> _TASK_
The records should be written out in full, with nothing altered.

> _THE DATA_

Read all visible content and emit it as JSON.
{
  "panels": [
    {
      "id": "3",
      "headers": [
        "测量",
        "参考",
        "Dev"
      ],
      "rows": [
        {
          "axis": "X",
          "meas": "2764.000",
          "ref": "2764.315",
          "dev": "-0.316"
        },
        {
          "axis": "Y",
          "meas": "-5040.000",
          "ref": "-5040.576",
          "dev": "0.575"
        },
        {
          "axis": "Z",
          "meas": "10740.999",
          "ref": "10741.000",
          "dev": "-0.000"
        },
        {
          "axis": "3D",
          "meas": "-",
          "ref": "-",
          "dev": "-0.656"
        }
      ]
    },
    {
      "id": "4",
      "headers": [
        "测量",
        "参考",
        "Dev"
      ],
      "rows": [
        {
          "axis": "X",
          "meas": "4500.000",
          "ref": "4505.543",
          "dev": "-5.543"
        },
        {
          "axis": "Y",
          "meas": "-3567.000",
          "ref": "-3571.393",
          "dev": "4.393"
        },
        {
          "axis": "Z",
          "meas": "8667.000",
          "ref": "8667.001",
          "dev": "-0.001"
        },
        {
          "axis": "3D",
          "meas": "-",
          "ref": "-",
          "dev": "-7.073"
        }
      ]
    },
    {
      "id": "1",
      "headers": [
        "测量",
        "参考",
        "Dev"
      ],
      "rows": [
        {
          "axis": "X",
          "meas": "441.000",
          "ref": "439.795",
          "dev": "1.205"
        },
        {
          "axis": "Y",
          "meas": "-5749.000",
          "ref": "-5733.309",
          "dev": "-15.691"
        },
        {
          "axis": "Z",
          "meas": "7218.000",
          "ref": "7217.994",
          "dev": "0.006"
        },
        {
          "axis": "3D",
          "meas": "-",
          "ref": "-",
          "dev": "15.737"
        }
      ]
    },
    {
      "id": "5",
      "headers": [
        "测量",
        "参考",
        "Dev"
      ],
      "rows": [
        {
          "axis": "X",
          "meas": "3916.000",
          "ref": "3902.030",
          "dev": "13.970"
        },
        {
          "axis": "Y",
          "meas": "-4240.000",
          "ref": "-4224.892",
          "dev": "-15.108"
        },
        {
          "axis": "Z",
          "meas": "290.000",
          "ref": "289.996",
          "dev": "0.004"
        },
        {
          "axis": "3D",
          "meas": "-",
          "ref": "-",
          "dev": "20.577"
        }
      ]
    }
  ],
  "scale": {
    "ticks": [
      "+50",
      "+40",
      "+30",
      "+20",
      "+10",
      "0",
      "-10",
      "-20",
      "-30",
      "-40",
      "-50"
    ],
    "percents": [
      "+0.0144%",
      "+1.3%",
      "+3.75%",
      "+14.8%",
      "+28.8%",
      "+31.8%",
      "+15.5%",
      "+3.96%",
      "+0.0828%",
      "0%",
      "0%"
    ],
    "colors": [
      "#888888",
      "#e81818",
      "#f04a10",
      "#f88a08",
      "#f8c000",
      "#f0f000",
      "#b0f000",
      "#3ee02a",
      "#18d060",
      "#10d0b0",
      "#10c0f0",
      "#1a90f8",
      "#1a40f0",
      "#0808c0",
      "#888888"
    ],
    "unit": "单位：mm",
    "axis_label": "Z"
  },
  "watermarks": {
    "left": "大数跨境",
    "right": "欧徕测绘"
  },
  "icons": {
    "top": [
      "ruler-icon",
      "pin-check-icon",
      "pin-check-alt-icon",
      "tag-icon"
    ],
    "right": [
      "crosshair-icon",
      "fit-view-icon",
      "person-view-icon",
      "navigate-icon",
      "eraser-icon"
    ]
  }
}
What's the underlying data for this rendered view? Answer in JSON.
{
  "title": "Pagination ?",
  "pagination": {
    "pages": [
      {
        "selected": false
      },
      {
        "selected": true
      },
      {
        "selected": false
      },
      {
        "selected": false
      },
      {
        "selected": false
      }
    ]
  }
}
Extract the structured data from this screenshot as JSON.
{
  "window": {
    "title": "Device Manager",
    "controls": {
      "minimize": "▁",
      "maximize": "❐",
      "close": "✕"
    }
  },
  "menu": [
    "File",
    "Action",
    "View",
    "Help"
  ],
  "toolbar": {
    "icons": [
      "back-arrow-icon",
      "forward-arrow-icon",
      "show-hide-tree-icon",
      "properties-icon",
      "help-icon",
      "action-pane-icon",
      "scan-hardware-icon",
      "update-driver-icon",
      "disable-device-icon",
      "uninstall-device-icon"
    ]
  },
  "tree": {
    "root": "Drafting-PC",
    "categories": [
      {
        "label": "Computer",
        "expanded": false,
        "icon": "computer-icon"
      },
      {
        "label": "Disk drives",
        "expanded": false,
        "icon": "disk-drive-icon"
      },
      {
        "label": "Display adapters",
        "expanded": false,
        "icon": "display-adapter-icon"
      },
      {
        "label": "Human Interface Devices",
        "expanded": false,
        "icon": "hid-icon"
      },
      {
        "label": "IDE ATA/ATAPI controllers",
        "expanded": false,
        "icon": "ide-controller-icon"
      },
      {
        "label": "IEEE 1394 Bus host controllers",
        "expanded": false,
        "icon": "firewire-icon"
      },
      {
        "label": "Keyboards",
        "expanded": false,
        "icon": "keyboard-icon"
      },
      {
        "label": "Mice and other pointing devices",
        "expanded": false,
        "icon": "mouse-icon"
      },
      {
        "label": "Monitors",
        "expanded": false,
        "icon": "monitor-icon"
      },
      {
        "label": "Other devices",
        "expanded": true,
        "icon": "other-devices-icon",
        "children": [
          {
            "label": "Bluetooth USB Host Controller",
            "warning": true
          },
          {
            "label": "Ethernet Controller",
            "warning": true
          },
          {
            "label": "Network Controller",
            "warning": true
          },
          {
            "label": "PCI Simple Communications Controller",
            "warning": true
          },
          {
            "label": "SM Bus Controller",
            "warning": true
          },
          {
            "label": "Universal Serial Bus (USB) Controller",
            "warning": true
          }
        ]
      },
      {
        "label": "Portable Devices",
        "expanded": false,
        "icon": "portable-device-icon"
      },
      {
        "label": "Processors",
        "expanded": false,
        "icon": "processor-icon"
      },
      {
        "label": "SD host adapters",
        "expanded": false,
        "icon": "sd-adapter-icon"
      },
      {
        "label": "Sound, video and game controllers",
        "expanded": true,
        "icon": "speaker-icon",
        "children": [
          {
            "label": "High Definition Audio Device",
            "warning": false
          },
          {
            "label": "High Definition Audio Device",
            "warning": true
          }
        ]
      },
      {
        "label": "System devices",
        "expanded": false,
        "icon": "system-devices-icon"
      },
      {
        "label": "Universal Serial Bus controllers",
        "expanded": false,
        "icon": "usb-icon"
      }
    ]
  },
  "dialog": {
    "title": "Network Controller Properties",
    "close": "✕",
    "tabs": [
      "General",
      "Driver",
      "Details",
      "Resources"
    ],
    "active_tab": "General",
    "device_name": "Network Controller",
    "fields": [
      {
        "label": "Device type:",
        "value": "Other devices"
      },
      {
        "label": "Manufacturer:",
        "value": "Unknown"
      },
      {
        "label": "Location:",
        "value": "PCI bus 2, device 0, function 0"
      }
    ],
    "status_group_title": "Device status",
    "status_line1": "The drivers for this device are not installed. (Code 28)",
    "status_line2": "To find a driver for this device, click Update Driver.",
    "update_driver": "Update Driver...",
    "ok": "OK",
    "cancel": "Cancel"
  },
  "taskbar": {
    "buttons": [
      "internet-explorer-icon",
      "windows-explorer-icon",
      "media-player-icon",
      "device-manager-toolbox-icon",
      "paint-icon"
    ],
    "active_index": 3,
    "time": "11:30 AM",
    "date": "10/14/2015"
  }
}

> _THE COMPLETED TASK_
Read all visible content and emit it as JSON.
{
  "panels": [
    {
      "id": "3",
      "headers": [
        "测量",
        "参考",
        "Dev"
      ],
      "rows": [
        {
          "axis": "X",
          "meas": "2764.000",
          "ref": "2764.315",
          "dev": "-0.316"
        },
        {
          "axis": "Y",
          "meas": "-5040.000",
          "ref": "-5040.576",
          "dev": "0.575"
        },
        {
          "axis": "Z",
          "meas": "10740.999",
          "ref": "10741.000",
          "dev": "-0.000"
        },
        {
          "axis": "3D",
          "meas": "-",
          "ref": "-",
          "dev": "-0.656"
        }
      ]
    },
    {
      "id": "4",
      "headers": [
        "测量",
        "参考",
        "Dev"
      ],
      "rows": [
        {
          "axis": "X",
          "meas": "4500.000",
          "ref": "4505.543",
          "dev": "-5.543"
        },
        {
          "axis": "Y",
          "meas": "-3567.000",
          "ref": "-3571.393",
          "dev": "4.393"
        },
        {
          "axis": "Z",
          "meas": "8667.000",
          "ref": "8667.001",
          "dev": "-0.001"
        },
        {
          "axis": "3D",
          "meas": "-",
          "ref": "-",
          "dev": "-7.073"
        }
      ]
    },
    {
      "id": "1",
      "headers": [
        "测量",
        "参考",
        "Dev"
      ],
      "rows": [
        {
          "axis": "X",
          "meas": "441.000",
          "ref": "439.795",
          "dev": "1.205"
        },
        {
          "axis": "Y",
          "meas": "-5749.000",
          "ref": "-5733.309",
          "dev": "-15.691"
        },
        {
          "axis": "Z",
          "meas": "7218.000",
          "ref": "7217.994",
          "dev": "0.006"
        },
        {
          "axis": "3D",
          "meas": "-",
          "ref": "-",
          "dev": "15.737"
        }
      ]
    },
    {
      "id": "5",
      "headers": [
        "测量",
        "参考",
        "Dev"
      ],
      "rows": [
        {
          "axis": "X",
          "meas": "3916.000",
          "ref": "3902.030",
          "dev": "13.970"
        },
        {
          "axis": "Y",
          "meas": "-4240.000",
          "ref": "-4224.892",
          "dev": "-15.108"
        },
        {
          "axis": "Z",
          "meas": "290.000",
          "ref": "289.996",
          "dev": "0.004"
        },
        {
          "axis": "3D",
          "meas": "-",
          "ref": "-",
          "dev": "20.577"
        }
      ]
    }
  ],
  "scale": {
    "ticks": [
      "+50",
      "+40",
      "+30",
      "+20",
      "+10",
      "0",
      "-10",
      "-20",
      "-30",
      "-40",
      "-50"
    ],
    "percents": [
      "+0.0144%",
      "+1.3%",
      "+3.75%",
      "+14.8%",
      "+28.8%",
      "+31.8%",
      "+15.5%",
      "+3.96%",
      "+0.0828%",
      "0%",
      "0%"
    ],
    "colors": [
      "#888888",
      "#e81818",
      "#f04a10",
      "#f88a08",
      "#f8c000",
      "#f0f000",
      "#b0f000",
      "#3ee02a",
      "#18d060",
      "#10d0b0",
      "#10c0f0",
      "#1a90f8",
      "#1a40f0",
      "#0808c0",
      "#888888"
    ],
    "unit": "单位：mm",
    "axis_label": "Z"
  },
  "watermarks": {
    "left": "大数跨境",
    "right": "欧徕测绘"
  },
  "icons": {
    "top": [
      "ruler-icon",
      "pin-check-icon",
      "pin-check-alt-icon",
      "tag-icon"
    ],
    "right": [
      "crosshair-icon",
      "fit-view-icon",
      "person-view-icon",
      "navigate-icon",
      "eraser-icon"
    ]
  }
}
What's the underlying data for this rendered view? Answer in JSON.
{
  "title": "Pagination ?",
  "pagination": {
    "pages": [
      {
        "selected": false
      },
      {
        "selected": true
      },
      {
        "selected": false
      },
      {
        "selected": false
      },
      {
        "selected": false
      }
    ]
  }
}
Extract the structured data from this screenshot as JSON.
{
  "window": {
    "title": "Device Manager",
    "controls": {
      "minimize": "▁",
      "maximize": "❐",
      "close": "✕"
    }
  },
  "menu": [
    "File",
    "Action",
    "View",
    "Help"
  ],
  "toolbar": {
    "icons": [
      "back-arrow-icon",
      "forward-arrow-icon",
      "show-hide-tree-icon",
      "properties-icon",
      "help-icon",
      "action-pane-icon",
      "scan-hardware-icon",
      "update-driver-icon",
      "disable-device-icon",
      "uninstall-device-icon"
    ]
  },
  "tree": {
    "root": "Drafting-PC",
    "categories": [
      {
        "label": "Computer",
        "expanded": false,
        "icon": "computer-icon"
      },
      {
        "label": "Disk drives",
        "expanded": false,
        "icon": "disk-drive-icon"
      },
      {
        "label": "Display adapters",
        "expanded": false,
        "icon": "display-adapter-icon"
      },
      {
        "label": "Human Interface Devices",
        "expanded": false,
        "icon": "hid-icon"
      },
      {
        "label": "IDE ATA/ATAPI controllers",
        "expanded": false,
        "icon": "ide-controller-icon"
      },
      {
        "label": "IEEE 1394 Bus host controllers",
        "expanded": false,
        "icon": "firewire-icon"
      },
      {
        "label": "Keyboards",
        "expanded": false,
        "icon": "keyboard-icon"
      },
      {
        "label": "Mice and other pointing devices",
        "expanded": false,
        "icon": "mouse-icon"
      },
      {
        "label": "Monitors",
        "expanded": false,
        "icon": "monitor-icon"
      },
      {
        "label": "Other devices",
        "expanded": true,
        "icon": "other-devices-icon",
        "children": [
          {
            "label": "Bluetooth USB Host Controller",
            "warning": true
          },
          {
            "label": "Ethernet Controller",
            "warning": true
          },
          {
            "label": "Network Controller",
            "warning": true
          },
          {
            "label": "PCI Simple Communications Controller",
            "warning": true
          },
          {
            "label": "SM Bus Controller",
            "warning": true
          },
          {
            "label": "Universal Serial Bus (USB) Controller",
            "warning": true
          }
        ]
      },
      {
        "label": "Portable Devices",
        "expanded": false,
        "icon": "portable-device-icon"
      },
      {
        "label": "Processors",
        "expanded": false,
        "icon": "processor-icon"
      },
      {
        "label": "SD host adapters",
        "expanded": false,
        "icon": "sd-adapter-icon"
      },
      {
        "label": "Sound, video and game controllers",
        "expanded": true,
        "icon": "speaker-icon",
        "children": [
          {
            "label": "High Definition Audio Device",
            "warning": false
          },
          {
            "label": "High Definition Audio Device",
            "warning": true
          }
        ]
      },
      {
        "label": "System devices",
        "expanded": false,
        "icon": "system-devices-icon"
      },
      {
        "label": "Universal Serial Bus controllers",
        "expanded": false,
        "icon": "usb-icon"
      }
    ]
  },
  "dialog": {
    "title": "Network Controller Properties",
    "close": "✕",
    "tabs": [
      "General",
      "Driver",
      "Details",
      "Resources"
    ],
    "active_tab": "General",
    "device_name": "Network Controller",
    "fields": [
      {
        "label": "Device type:",
        "value": "Other devices"
      },
      {
        "label": "Manufacturer:",
        "value": "Unknown"
      },
      {
        "label": "Location:",
        "value": "PCI bus 2, device 0, function 0"
      }
    ],
    "status_group_title": "Device status",
    "status_line1": "The drivers for this device are not installed. (Code 28)",
    "status_line2": "To find a driver for this device, click Update Driver.",
    "update_driver": "Update Driver...",
    "ok": "OK",
    "cancel": "Cancel"
  },
  "taskbar": {
    "buttons": [
      "internet-explorer-icon",
      "windows-explorer-icon",
      "media-player-icon",
      "device-manager-toolbox-icon",
      "paint-icon"
    ],
    "active_index": 3,
    "time": "11:30 AM",
    "date": "10/14/2015"
  }
}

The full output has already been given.